Work to be completed:
Read through the data and report every line in which the word "sålda" occurs.

Data supplied:
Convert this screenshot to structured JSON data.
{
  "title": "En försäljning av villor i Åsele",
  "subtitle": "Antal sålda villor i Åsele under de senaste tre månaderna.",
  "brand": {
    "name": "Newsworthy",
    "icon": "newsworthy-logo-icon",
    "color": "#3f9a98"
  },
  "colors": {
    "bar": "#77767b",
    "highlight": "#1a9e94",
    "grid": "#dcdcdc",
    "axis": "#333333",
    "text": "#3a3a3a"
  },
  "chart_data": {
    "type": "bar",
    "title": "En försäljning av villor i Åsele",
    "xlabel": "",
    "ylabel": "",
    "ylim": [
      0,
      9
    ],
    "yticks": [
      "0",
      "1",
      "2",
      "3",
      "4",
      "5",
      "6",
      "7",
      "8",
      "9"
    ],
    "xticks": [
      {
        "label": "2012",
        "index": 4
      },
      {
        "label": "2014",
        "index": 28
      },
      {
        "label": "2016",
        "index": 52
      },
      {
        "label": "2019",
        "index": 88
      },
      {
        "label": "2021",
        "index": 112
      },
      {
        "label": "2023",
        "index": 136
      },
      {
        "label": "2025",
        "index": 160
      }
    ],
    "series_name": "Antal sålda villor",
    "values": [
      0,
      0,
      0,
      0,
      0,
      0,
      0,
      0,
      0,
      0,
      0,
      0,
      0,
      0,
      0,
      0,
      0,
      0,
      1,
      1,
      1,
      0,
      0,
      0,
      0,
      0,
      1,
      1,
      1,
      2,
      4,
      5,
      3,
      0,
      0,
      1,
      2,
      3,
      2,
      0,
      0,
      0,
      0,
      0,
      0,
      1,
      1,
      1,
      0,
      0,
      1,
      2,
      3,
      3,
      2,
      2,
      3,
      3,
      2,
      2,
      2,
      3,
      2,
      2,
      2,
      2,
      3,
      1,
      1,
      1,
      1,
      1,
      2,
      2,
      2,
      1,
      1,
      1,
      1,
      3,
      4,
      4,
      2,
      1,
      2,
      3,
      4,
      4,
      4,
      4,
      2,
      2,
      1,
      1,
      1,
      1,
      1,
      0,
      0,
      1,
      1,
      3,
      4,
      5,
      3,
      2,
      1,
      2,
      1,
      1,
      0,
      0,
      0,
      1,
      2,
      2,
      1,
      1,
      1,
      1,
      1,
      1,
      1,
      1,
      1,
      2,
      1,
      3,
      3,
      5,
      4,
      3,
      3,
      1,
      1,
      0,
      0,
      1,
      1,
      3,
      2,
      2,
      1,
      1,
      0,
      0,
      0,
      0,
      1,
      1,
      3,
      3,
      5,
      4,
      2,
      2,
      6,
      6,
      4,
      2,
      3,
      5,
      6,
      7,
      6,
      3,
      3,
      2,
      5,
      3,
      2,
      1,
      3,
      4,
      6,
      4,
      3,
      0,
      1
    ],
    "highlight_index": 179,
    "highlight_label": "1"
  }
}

Reply:
  "subtitle": "Antal sålda villor i Åsele under de senaste tre månaderna.",
    "series_name": "Antal sålda villor",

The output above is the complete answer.